Exercise brief: Without including any pictures, copy each entry below exactly.

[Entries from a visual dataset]
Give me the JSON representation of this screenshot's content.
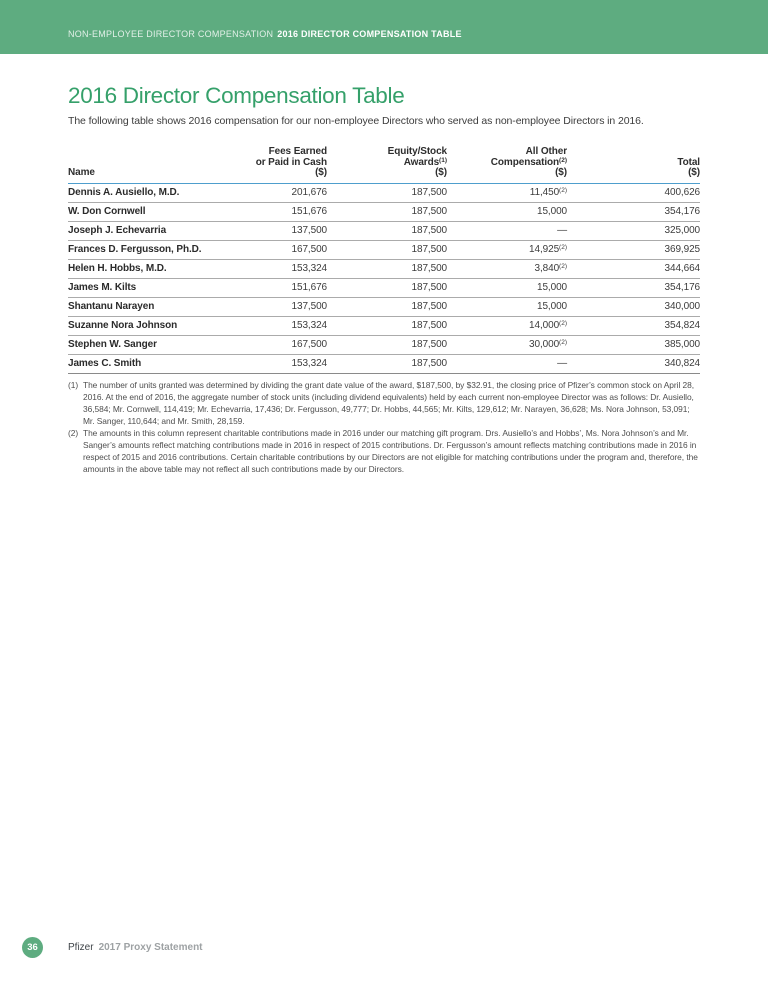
{
  "header": {
    "breadcrumb_section": "NON-EMPLOYEE DIRECTOR COMPENSATION",
    "breadcrumb_current": "2016 DIRECTOR COMPENSATION TABLE"
  },
  "main": {
    "title": "2016 Director Compensation Table",
    "intro": "The following table shows 2016 compensation for our non-employee Directors who served as non-employee Directors in 2016."
  },
  "table": {
    "columns": [
      {
        "key": "name",
        "align": "left",
        "lines": [
          {
            "text": "Name"
          }
        ]
      },
      {
        "key": "fees",
        "align": "right",
        "lines": [
          {
            "text": "Fees Earned"
          },
          {
            "text": "or Paid in Cash"
          },
          {
            "text": "($)"
          }
        ]
      },
      {
        "key": "equity",
        "align": "right",
        "lines": [
          {
            "text": "Equity/Stock"
          },
          {
            "text": "Awards",
            "sup": "(1)"
          },
          {
            "text": "($)"
          }
        ]
      },
      {
        "key": "other",
        "align": "right",
        "lines": [
          {
            "text": "All Other"
          },
          {
            "text": "Compensation",
            "sup": "(2)"
          },
          {
            "text": "($)"
          }
        ]
      },
      {
        "key": "total",
        "align": "right",
        "lines": [
          {
            "text": "Total"
          },
          {
            "text": "($)"
          }
        ]
      }
    ],
    "rows": [
      {
        "name": "Dennis A. Ausiello, M.D.",
        "fees": "201,676",
        "equity": "187,500",
        "other": "11,450",
        "other_sup": "(2)",
        "total": "400,626"
      },
      {
        "name": "W. Don Cornwell",
        "fees": "151,676",
        "equity": "187,500",
        "other": "15,000",
        "other_sup": "",
        "total": "354,176"
      },
      {
        "name": "Joseph J. Echevarria",
        "fees": "137,500",
        "equity": "187,500",
        "other": "—",
        "other_sup": "",
        "total": "325,000"
      },
      {
        "name": "Frances D. Fergusson, Ph.D.",
        "fees": "167,500",
        "equity": "187,500",
        "other": "14,925",
        "other_sup": "(2)",
        "total": "369,925"
      },
      {
        "name": "Helen H. Hobbs, M.D.",
        "fees": "153,324",
        "equity": "187,500",
        "other": "3,840",
        "other_sup": "(2)",
        "total": "344,664"
      },
      {
        "name": "James M. Kilts",
        "fees": "151,676",
        "equity": "187,500",
        "other": "15,000",
        "other_sup": "",
        "total": "354,176"
      },
      {
        "name": "Shantanu Narayen",
        "fees": "137,500",
        "equity": "187,500",
        "other": "15,000",
        "other_sup": "",
        "total": "340,000"
      },
      {
        "name": "Suzanne Nora Johnson",
        "fees": "153,324",
        "equity": "187,500",
        "other": "14,000",
        "other_sup": "(2)",
        "total": "354,824"
      },
      {
        "name": "Stephen W. Sanger",
        "fees": "167,500",
        "equity": "187,500",
        "other": "30,000",
        "other_sup": "(2)",
        "total": "385,000"
      },
      {
        "name": "James C. Smith",
        "fees": "153,324",
        "equity": "187,500",
        "other": "—",
        "other_sup": "",
        "total": "340,824"
      }
    ]
  },
  "footnotes": [
    {
      "marker": "(1)",
      "text": "The number of units granted was determined by dividing the grant date value of the award, $187,500, by $32.91, the closing price of Pfizer’s common stock on April 28, 2016. At the end of 2016, the aggregate number of stock units (including dividend equivalents) held by each current non-employee Director was as follows: Dr. Ausiello, 36,584; Mr. Cornwell, 114,419; Mr. Echevarria, 17,436; Dr. Fergusson, 49,777; Dr. Hobbs, 44,565; Mr. Kilts, 129,612; Mr. Narayen, 36,628; Ms. Nora Johnson, 53,091; Mr. Sanger, 110,644; and Mr. Smith, 28,159."
    },
    {
      "marker": "(2)",
      "text": "The amounts in this column represent charitable contributions made in 2016 under our matching gift program. Drs. Ausiello’s and Hobbs’, Ms. Nora Johnson’s and Mr. Sanger’s amounts reflect matching contributions made in 2016 in respect of 2015 contributions. Dr. Fergusson’s amount reflects matching contributions made in 2016 in respect of 2015 and 2016 contributions. Certain charitable contributions by our Directors are not eligible for matching contributions under the program and, therefore, the amounts in the above table may not reflect all such contributions made by our Directors."
    }
  ],
  "footer": {
    "page_number": "36",
    "brand": "Pfizer",
    "document": "2017 Proxy Statement"
  },
  "colors": {
    "banner_green": "#5EAC80",
    "heading_green": "#35A06A",
    "header_rule_blue": "#4E9ECD",
    "row_divider_gray": "#ABABAB",
    "table_bottom_rule": "#8A8A8A",
    "footer_doc_gray": "#9EA2A4"
  }
}
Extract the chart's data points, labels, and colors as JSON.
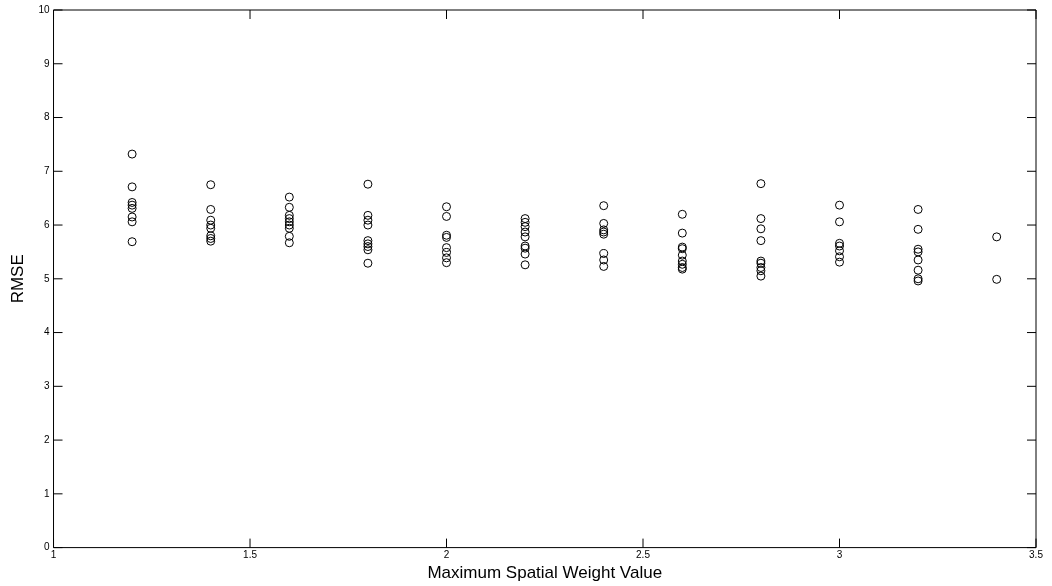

Exercise solution:
Give me the JSON representation of this screenshot's content.
{
  "header": {
    "breadcrumb_section": "NON-EMPLOYEE DIRECTOR COMPENSATION",
    "breadcrumb_current": "2016 DIRECTOR COMPENSATION TABLE"
  },
  "main": {
    "title": "2016 Director Compensation Table",
    "intro": "The following table shows 2016 compensation for our non-employee Directors who served as non-employee Directors in 2016."
  },
  "table": {
    "columns": [
      {
        "key": "name",
        "align": "left",
        "lines": [
          {
            "text": "Name"
          }
        ]
      },
      {
        "key": "fees",
        "align": "right",
        "lines": [
          {
            "text": "Fees Earned"
          },
          {
            "text": "or Paid in Cash"
          },
          {
            "text": "($)"
          }
        ]
      },
      {
        "key": "equity",
        "align": "right",
        "lines": [
          {
            "text": "Equity/Stock"
          },
          {
            "text": "Awards",
            "sup": "(1)"
          },
          {
            "text": "($)"
          }
        ]
      },
      {
        "key": "other",
        "align": "right",
        "lines": [
          {
            "text": "All Other"
          },
          {
            "text": "Compensation",
            "sup": "(2)"
          },
          {
            "text": "($)"
          }
        ]
      },
      {
        "key": "total",
        "align": "right",
        "lines": [
          {
            "text": "Total"
          },
          {
            "text": "($)"
          }
        ]
      }
    ],
    "rows": [
      {
        "name": "Dennis A. Ausiello, M.D.",
        "fees": "201,676",
        "equity": "187,500",
        "other": "11,450",
        "other_sup": "(2)",
        "total": "400,626"
      },
      {
        "name": "W. Don Cornwell",
        "fees": "151,676",
        "equity": "187,500",
        "other": "15,000",
        "other_sup": "",
        "total": "354,176"
      },
      {
        "name": "Joseph J. Echevarria",
        "fees": "137,500",
        "equity": "187,500",
        "other": "—",
        "other_sup": "",
        "total": "325,000"
      },
      {
        "name": "Frances D. Fergusson, Ph.D.",
        "fees": "167,500",
        "equity": "187,500",
        "other": "14,925",
        "other_sup": "(2)",
        "total": "369,925"
      },
      {
        "name": "Helen H. Hobbs, M.D.",
        "fees": "153,324",
        "equity": "187,500",
        "other": "3,840",
        "other_sup": "(2)",
        "total": "344,664"
      },
      {
        "name": "James M. Kilts",
        "fees": "151,676",
        "equity": "187,500",
        "other": "15,000",
        "other_sup": "",
        "total": "354,176"
      },
      {
        "name": "Shantanu Narayen",
        "fees": "137,500",
        "equity": "187,500",
        "other": "15,000",
        "other_sup": "",
        "total": "340,000"
      },
      {
        "name": "Suzanne Nora Johnson",
        "fees": "153,324",
        "equity": "187,500",
        "other": "14,000",
        "other_sup": "(2)",
        "total": "354,824"
      },
      {
        "name": "Stephen W. Sanger",
        "fees": "167,500",
        "equity": "187,500",
        "other": "30,000",
        "other_sup": "(2)",
        "total": "385,000"
      },
      {
        "name": "James C. Smith",
        "fees": "153,324",
        "equity": "187,500",
        "other": "—",
        "other_sup": "",
        "total": "340,824"
      }
    ]
  },
  "footnotes": [
    {
      "marker": "(1)",
      "text": "The number of units granted was determined by dividing the grant date value of the award, $187,500, by $32.91, the closing price of Pfizer’s common stock on April 28, 2016. At the end of 2016, the aggregate number of stock units (including dividend equivalents) held by each current non-employee Director was as follows: Dr. Ausiello, 36,584; Mr. Cornwell, 114,419; Mr. Echevarria, 17,436; Dr. Fergusson, 49,777; Dr. Hobbs, 44,565; Mr. Kilts, 129,612; Mr. Narayen, 36,628; Ms. Nora Johnson, 53,091; Mr. Sanger, 110,644; and Mr. Smith, 28,159."
    },
    {
      "marker": "(2)",
      "text": "The amounts in this column represent charitable contributions made in 2016 under our matching gift program. Drs. Ausiello’s and Hobbs’, Ms. Nora Johnson’s and Mr. Sanger’s amounts reflect matching contributions made in 2016 in respect of 2015 contributions. Dr. Fergusson’s amount reflects matching contributions made in 2016 in respect of 2015 and 2016 contributions. Certain charitable contributions by our Directors are not eligible for matching contributions under the program and, therefore, the amounts in the above table may not reflect all such contributions made by our Directors."
    }
  ],
  "footer": {
    "page_number": "36",
    "brand": "Pfizer",
    "document": "2017 Proxy Statement"
  },
  "colors": {
    "banner_green": "#5EAC80",
    "heading_green": "#35A06A",
    "header_rule_blue": "#4E9ECD",
    "row_divider_gray": "#ABABAB",
    "table_bottom_rule": "#8A8A8A",
    "footer_doc_gray": "#9EA2A4"
  }
}
Extract the chart's data points, labels, and colors as JSON.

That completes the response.